■ **DESCRIPTION OF THE TASK**:
Scan the data for "screenshot" and copy the lines it appears in.

■ **INFORMATION SHOWN**:
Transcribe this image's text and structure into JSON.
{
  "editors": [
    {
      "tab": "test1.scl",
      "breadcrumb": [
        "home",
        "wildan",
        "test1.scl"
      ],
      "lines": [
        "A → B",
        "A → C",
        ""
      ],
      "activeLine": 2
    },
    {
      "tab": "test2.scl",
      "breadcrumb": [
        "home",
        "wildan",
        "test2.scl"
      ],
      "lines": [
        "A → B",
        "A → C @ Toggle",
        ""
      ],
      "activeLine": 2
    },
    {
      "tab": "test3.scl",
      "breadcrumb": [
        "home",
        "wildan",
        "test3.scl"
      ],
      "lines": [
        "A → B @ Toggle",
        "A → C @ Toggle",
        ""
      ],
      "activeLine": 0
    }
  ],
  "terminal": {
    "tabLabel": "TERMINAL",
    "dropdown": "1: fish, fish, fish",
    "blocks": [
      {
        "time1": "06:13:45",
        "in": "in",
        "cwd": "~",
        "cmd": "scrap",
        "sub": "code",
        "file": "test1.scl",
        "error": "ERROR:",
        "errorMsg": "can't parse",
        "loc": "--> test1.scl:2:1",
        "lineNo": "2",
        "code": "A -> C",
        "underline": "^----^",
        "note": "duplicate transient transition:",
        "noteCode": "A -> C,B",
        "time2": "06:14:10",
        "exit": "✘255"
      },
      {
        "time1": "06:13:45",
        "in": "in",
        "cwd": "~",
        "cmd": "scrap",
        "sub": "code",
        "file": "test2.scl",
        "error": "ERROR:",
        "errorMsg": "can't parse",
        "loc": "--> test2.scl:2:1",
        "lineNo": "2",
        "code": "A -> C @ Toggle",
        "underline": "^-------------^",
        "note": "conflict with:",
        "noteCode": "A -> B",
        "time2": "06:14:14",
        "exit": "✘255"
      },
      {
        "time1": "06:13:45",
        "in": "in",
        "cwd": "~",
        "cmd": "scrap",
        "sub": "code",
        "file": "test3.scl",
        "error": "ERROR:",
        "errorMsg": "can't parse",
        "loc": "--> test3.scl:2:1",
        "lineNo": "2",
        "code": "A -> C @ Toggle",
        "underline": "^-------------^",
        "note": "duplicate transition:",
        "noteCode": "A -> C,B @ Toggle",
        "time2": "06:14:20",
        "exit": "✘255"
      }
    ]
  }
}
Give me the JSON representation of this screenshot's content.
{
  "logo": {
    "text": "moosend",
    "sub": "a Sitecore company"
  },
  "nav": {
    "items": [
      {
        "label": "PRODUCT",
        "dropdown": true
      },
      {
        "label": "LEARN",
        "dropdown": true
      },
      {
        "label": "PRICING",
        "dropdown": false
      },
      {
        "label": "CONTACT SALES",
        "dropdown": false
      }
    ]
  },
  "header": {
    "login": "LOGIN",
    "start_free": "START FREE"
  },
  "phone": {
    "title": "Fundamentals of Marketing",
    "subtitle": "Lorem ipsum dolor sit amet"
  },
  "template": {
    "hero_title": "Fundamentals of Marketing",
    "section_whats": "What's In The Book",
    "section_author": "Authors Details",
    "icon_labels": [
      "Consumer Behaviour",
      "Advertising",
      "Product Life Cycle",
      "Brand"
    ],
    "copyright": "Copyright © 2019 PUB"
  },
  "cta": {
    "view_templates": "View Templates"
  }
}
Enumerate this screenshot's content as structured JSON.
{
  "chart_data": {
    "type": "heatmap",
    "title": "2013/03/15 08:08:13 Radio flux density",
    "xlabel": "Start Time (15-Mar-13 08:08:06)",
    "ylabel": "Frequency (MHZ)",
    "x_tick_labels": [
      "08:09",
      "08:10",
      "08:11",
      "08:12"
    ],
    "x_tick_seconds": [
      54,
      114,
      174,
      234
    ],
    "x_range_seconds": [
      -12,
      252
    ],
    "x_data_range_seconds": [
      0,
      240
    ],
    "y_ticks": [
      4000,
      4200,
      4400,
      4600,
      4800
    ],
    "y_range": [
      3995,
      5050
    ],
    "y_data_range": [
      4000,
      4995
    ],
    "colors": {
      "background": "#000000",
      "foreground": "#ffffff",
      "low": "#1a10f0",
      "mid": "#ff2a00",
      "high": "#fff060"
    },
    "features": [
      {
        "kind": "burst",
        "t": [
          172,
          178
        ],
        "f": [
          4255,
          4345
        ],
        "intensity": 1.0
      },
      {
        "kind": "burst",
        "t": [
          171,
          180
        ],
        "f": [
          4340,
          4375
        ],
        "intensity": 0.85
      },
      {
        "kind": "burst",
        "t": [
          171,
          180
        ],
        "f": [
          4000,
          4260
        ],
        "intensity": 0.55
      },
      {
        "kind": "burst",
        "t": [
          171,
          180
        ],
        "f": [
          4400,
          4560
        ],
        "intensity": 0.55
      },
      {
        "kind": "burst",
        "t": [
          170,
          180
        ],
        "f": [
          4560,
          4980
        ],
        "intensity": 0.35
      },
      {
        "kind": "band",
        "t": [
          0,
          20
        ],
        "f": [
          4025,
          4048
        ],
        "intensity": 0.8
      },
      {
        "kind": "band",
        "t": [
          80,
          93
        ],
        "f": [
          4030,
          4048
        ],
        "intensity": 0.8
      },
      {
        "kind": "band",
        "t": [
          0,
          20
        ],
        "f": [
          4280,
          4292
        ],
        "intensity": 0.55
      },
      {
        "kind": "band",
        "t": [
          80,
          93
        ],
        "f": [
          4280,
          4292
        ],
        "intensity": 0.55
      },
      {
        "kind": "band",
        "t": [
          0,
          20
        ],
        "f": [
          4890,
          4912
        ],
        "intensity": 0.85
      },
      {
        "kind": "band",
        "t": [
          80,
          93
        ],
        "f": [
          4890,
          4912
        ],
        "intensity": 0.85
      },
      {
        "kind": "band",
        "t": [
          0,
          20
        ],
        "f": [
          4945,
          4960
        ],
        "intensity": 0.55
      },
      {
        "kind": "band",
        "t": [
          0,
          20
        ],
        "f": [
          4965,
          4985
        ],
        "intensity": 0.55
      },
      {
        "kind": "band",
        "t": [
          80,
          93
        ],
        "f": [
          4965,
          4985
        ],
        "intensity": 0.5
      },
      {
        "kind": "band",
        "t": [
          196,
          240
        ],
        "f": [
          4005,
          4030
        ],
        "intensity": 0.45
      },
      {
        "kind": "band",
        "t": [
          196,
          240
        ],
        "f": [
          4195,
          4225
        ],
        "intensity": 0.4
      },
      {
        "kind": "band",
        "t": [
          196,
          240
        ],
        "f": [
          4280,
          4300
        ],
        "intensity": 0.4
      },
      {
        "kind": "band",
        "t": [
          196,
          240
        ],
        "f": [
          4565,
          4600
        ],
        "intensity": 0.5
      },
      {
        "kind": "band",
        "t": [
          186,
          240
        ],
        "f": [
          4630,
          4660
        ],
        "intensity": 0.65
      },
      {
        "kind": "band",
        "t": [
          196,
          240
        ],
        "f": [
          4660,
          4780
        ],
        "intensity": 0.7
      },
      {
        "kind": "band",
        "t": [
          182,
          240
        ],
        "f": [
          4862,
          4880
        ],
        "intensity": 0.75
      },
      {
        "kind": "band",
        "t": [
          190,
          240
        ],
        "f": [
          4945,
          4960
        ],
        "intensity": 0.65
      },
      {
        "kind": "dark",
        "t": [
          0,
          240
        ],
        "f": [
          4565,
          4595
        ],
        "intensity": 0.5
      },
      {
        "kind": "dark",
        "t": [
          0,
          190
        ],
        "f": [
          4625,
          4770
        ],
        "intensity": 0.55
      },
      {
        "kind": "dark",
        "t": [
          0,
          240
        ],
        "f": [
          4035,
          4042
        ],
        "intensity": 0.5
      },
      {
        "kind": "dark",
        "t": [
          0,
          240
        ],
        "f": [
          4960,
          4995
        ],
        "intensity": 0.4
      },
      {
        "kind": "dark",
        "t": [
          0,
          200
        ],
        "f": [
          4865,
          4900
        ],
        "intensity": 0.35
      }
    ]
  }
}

■ **RESPONSE BELOW**:
Give me the JSON representation of this screenshot's content.
Enumerate this screenshot's content as structured JSON.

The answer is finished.